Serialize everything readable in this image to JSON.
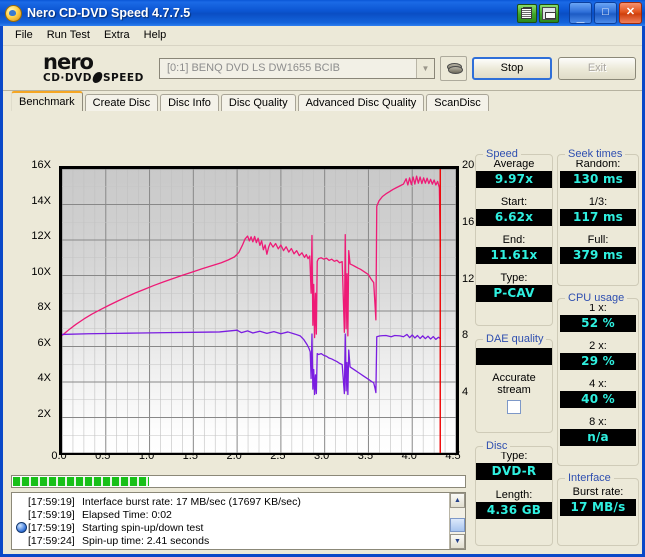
{
  "window": {
    "title": "Nero CD-DVD Speed 4.7.7.5",
    "icon": "nero-app-icon",
    "buttons": {
      "copy": "copy-to-clipboard",
      "save": "save-results",
      "minimize": "_",
      "maximize": "□",
      "close": "✕"
    }
  },
  "menu": [
    "File",
    "Run Test",
    "Extra",
    "Help"
  ],
  "logo": {
    "line1": "nero",
    "line2a": "CD·DVD",
    "line2b": "SPEED"
  },
  "toolbar": {
    "drive": "[0:1]   BENQ DVD LS DW1655 BCIB",
    "drive_icon": "disc-stack-icon",
    "stop_label": "Stop",
    "exit_label": "Exit"
  },
  "tabs": [
    {
      "label": "Benchmark",
      "active": true
    },
    {
      "label": "Create Disc",
      "active": false
    },
    {
      "label": "Disc Info",
      "active": false
    },
    {
      "label": "Disc Quality",
      "active": false
    },
    {
      "label": "Advanced Disc Quality",
      "active": false
    },
    {
      "label": "ScanDisc",
      "active": false
    }
  ],
  "chart_data": {
    "type": "line",
    "title": "",
    "xlabel": "",
    "ylabel": "",
    "xlim": [
      0.0,
      4.5
    ],
    "ylim": [
      0,
      16
    ],
    "ylim_right": [
      0,
      20
    ],
    "grid": true,
    "legend": "none",
    "x_ticks": [
      "0.0",
      "0.5",
      "1.0",
      "1.5",
      "2.0",
      "2.5",
      "3.0",
      "3.5",
      "4.0",
      "4.5"
    ],
    "y_ticks_left": [
      "2X",
      "4X",
      "6X",
      "8X",
      "10X",
      "12X",
      "14X",
      "16X"
    ],
    "y_ticks_right": [
      "4",
      "8",
      "12",
      "16",
      "20"
    ],
    "markers": [
      {
        "name": "position-marker",
        "x": 4.32,
        "color": "#ee0000"
      }
    ],
    "series": [
      {
        "name": "read-speed",
        "color": "#ee1a76",
        "axis": "left",
        "points": [
          [
            0.0,
            6.62
          ],
          [
            0.08,
            6.95
          ],
          [
            0.16,
            7.25
          ],
          [
            0.25,
            7.55
          ],
          [
            0.34,
            7.82
          ],
          [
            0.44,
            8.08
          ],
          [
            0.54,
            8.33
          ],
          [
            0.64,
            8.57
          ],
          [
            0.74,
            8.8
          ],
          [
            0.84,
            9.02
          ],
          [
            0.95,
            9.24
          ],
          [
            1.05,
            9.44
          ],
          [
            1.16,
            9.64
          ],
          [
            1.27,
            9.83
          ],
          [
            1.38,
            10.02
          ],
          [
            1.49,
            10.2
          ],
          [
            1.6,
            10.38
          ],
          [
            1.71,
            10.55
          ],
          [
            1.82,
            10.72
          ],
          [
            1.9,
            10.88
          ],
          [
            1.97,
            11.05
          ],
          [
            2.02,
            11.3
          ],
          [
            2.06,
            11.7
          ],
          [
            2.09,
            12.05
          ],
          [
            2.12,
            12.22
          ],
          [
            2.14,
            11.95
          ],
          [
            2.16,
            12.18
          ],
          [
            2.18,
            11.9
          ],
          [
            2.2,
            12.2
          ],
          [
            2.22,
            11.85
          ],
          [
            2.24,
            12.1
          ],
          [
            2.26,
            11.7
          ],
          [
            2.28,
            11.95
          ],
          [
            2.3,
            11.45
          ],
          [
            2.32,
            11.72
          ],
          [
            2.34,
            11.2
          ],
          [
            2.36,
            11.6
          ],
          [
            2.38,
            11.85
          ],
          [
            2.41,
            11.6
          ],
          [
            2.44,
            11.8
          ],
          [
            2.47,
            11.5
          ],
          [
            2.5,
            11.72
          ],
          [
            2.53,
            11.4
          ],
          [
            2.56,
            11.62
          ],
          [
            2.59,
            11.32
          ],
          [
            2.62,
            11.52
          ],
          [
            2.65,
            11.22
          ],
          [
            2.68,
            11.4
          ],
          [
            2.71,
            11.12
          ],
          [
            2.74,
            11.28
          ],
          [
            2.77,
            11.02
          ],
          [
            2.79,
            11.18
          ],
          [
            2.81,
            10.95
          ],
          [
            2.83,
            11.1
          ],
          [
            2.845,
            9.0
          ],
          [
            2.855,
            12.25
          ],
          [
            2.865,
            7.2
          ],
          [
            2.875,
            9.5
          ],
          [
            2.885,
            6.5
          ],
          [
            2.895,
            9.0
          ],
          [
            2.905,
            6.7
          ],
          [
            2.915,
            10.8
          ],
          [
            2.93,
            10.95
          ],
          [
            2.96,
            11.0
          ],
          [
            2.99,
            10.92
          ],
          [
            3.02,
            10.98
          ],
          [
            3.05,
            10.85
          ],
          [
            3.08,
            10.92
          ],
          [
            3.11,
            10.8
          ],
          [
            3.14,
            10.86
          ],
          [
            3.17,
            10.72
          ],
          [
            3.2,
            10.78
          ],
          [
            3.225,
            6.8
          ],
          [
            3.235,
            12.3
          ],
          [
            3.245,
            7.0
          ],
          [
            3.255,
            10.1
          ],
          [
            3.265,
            6.6
          ],
          [
            3.275,
            11.4
          ],
          [
            3.29,
            10.65
          ],
          [
            3.32,
            10.58
          ],
          [
            3.35,
            10.5
          ],
          [
            3.38,
            10.42
          ],
          [
            3.41,
            10.35
          ],
          [
            3.44,
            10.25
          ],
          [
            3.47,
            10.15
          ],
          [
            3.5,
            10.05
          ],
          [
            3.53,
            9.8
          ],
          [
            3.56,
            9.6
          ],
          [
            3.585,
            7.5
          ],
          [
            3.595,
            13.9
          ],
          [
            3.62,
            14.2
          ],
          [
            3.66,
            14.45
          ],
          [
            3.7,
            14.6
          ],
          [
            3.74,
            14.72
          ],
          [
            3.78,
            14.85
          ],
          [
            3.82,
            14.95
          ],
          [
            3.86,
            15.05
          ],
          [
            3.9,
            15.15
          ],
          [
            3.93,
            15.45
          ],
          [
            3.95,
            15.1
          ],
          [
            3.97,
            15.5
          ],
          [
            3.99,
            15.12
          ],
          [
            4.01,
            15.55
          ],
          [
            4.03,
            15.15
          ],
          [
            4.05,
            15.6
          ],
          [
            4.07,
            15.2
          ],
          [
            4.09,
            15.55
          ],
          [
            4.11,
            15.18
          ],
          [
            4.13,
            15.5
          ],
          [
            4.15,
            15.2
          ],
          [
            4.17,
            15.48
          ],
          [
            4.19,
            15.18
          ],
          [
            4.21,
            15.42
          ],
          [
            4.23,
            15.15
          ],
          [
            4.25,
            15.38
          ],
          [
            4.27,
            15.1
          ],
          [
            4.29,
            15.3
          ],
          [
            4.31,
            14.95
          ],
          [
            4.32,
            11.61
          ]
        ]
      },
      {
        "name": "cpu-transfer",
        "color": "#7a1de0",
        "axis": "left",
        "points": [
          [
            0.0,
            6.68
          ],
          [
            0.3,
            6.72
          ],
          [
            0.6,
            6.74
          ],
          [
            0.9,
            6.76
          ],
          [
            1.2,
            6.78
          ],
          [
            1.5,
            6.8
          ],
          [
            1.8,
            6.82
          ],
          [
            2.0,
            6.92
          ],
          [
            2.05,
            6.78
          ],
          [
            2.12,
            6.88
          ],
          [
            2.18,
            6.76
          ],
          [
            2.26,
            6.86
          ],
          [
            2.34,
            6.74
          ],
          [
            2.42,
            6.84
          ],
          [
            2.5,
            6.72
          ],
          [
            2.58,
            6.82
          ],
          [
            2.66,
            6.7
          ],
          [
            2.72,
            6.6
          ],
          [
            2.76,
            6.4
          ],
          [
            2.8,
            6.1
          ],
          [
            2.82,
            5.9
          ],
          [
            2.835,
            5.7
          ],
          [
            2.845,
            4.2
          ],
          [
            2.855,
            6.7
          ],
          [
            2.865,
            3.6
          ],
          [
            2.875,
            4.7
          ],
          [
            2.885,
            3.3
          ],
          [
            2.895,
            4.4
          ],
          [
            2.905,
            3.35
          ],
          [
            2.915,
            5.6
          ],
          [
            2.93,
            5.55
          ],
          [
            2.96,
            5.6
          ],
          [
            2.99,
            5.5
          ],
          [
            3.02,
            5.45
          ],
          [
            3.05,
            5.35
          ],
          [
            3.08,
            5.3
          ],
          [
            3.11,
            5.22
          ],
          [
            3.14,
            5.15
          ],
          [
            3.17,
            5.05
          ],
          [
            3.2,
            4.98
          ],
          [
            3.225,
            3.35
          ],
          [
            3.235,
            6.7
          ],
          [
            3.245,
            3.5
          ],
          [
            3.255,
            5.1
          ],
          [
            3.265,
            3.3
          ],
          [
            3.275,
            5.8
          ],
          [
            3.29,
            4.85
          ],
          [
            3.32,
            4.75
          ],
          [
            3.35,
            4.65
          ],
          [
            3.38,
            4.55
          ],
          [
            3.41,
            4.45
          ],
          [
            3.44,
            4.35
          ],
          [
            3.47,
            4.25
          ],
          [
            3.5,
            4.15
          ],
          [
            3.53,
            4.05
          ],
          [
            3.56,
            3.95
          ],
          [
            3.575,
            3.65
          ],
          [
            3.585,
            3.4
          ],
          [
            3.595,
            6.55
          ],
          [
            3.63,
            6.6
          ],
          [
            3.7,
            6.62
          ],
          [
            3.76,
            6.55
          ],
          [
            3.8,
            6.62
          ],
          [
            3.86,
            6.6
          ],
          [
            3.9,
            6.55
          ],
          [
            3.94,
            6.68
          ],
          [
            3.97,
            6.5
          ],
          [
            4.0,
            6.65
          ],
          [
            4.03,
            6.48
          ],
          [
            4.06,
            6.62
          ],
          [
            4.09,
            6.45
          ],
          [
            4.12,
            6.6
          ],
          [
            4.15,
            6.44
          ],
          [
            4.18,
            6.58
          ],
          [
            4.21,
            6.42
          ],
          [
            4.24,
            6.56
          ],
          [
            4.27,
            6.4
          ],
          [
            4.3,
            6.52
          ],
          [
            4.32,
            6.45
          ]
        ]
      }
    ]
  },
  "progress": {
    "percent": 30
  },
  "log": [
    {
      "icon": "",
      "time": "[17:59:19]",
      "message": "Interface burst rate: 17 MB/sec (17697 KB/sec)"
    },
    {
      "icon": "",
      "time": "[17:59:19]",
      "message": "Elapsed Time:  0:02"
    },
    {
      "icon": "info-globe-icon",
      "time": "[17:59:19]",
      "message": "Starting spin-up/down test"
    },
    {
      "icon": "",
      "time": "[17:59:24]",
      "message": "Spin-up time: 2.41 seconds"
    }
  ],
  "panels": {
    "speed": {
      "caption": "Speed",
      "rows": [
        {
          "label": "Average",
          "value": "9.97x"
        },
        {
          "label": "Start:",
          "value": "6.62x"
        },
        {
          "label": "End:",
          "value": "11.61x"
        },
        {
          "label": "Type:",
          "value": "P-CAV"
        }
      ]
    },
    "dae": {
      "caption": "DAE quality",
      "value": "",
      "note1": "Accurate",
      "note2": "stream",
      "checked": false
    },
    "disc": {
      "caption": "Disc",
      "rows": [
        {
          "label": "Type:",
          "value": "DVD-R"
        },
        {
          "label": "Length:",
          "value": "4.36 GB"
        }
      ]
    },
    "seek": {
      "caption": "Seek times",
      "rows": [
        {
          "label": "Random:",
          "value": "130 ms"
        },
        {
          "label": "1/3:",
          "value": "117 ms"
        },
        {
          "label": "Full:",
          "value": "379 ms"
        }
      ]
    },
    "cpu": {
      "caption": "CPU usage",
      "rows": [
        {
          "label": "1 x:",
          "value": "52 %"
        },
        {
          "label": "2 x:",
          "value": "29 %"
        },
        {
          "label": "4 x:",
          "value": "40 %"
        },
        {
          "label": "8 x:",
          "value": "n/a"
        }
      ]
    },
    "interface": {
      "caption": "Interface",
      "rows": [
        {
          "label": "Burst rate:",
          "value": "17 MB/s"
        }
      ]
    }
  },
  "colors": {
    "accent": "#2f4fb0",
    "lcd_text": "#2ff0e0",
    "read_speed": "#ee1a76",
    "cpu_line": "#7a1de0",
    "marker": "#ee0000",
    "tab_active": "#f5a623"
  }
}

------------------------------------------------------------

§ Written request:
Only the count is needed: the number of lines in the data that include the word "name".

§ Written answer:
3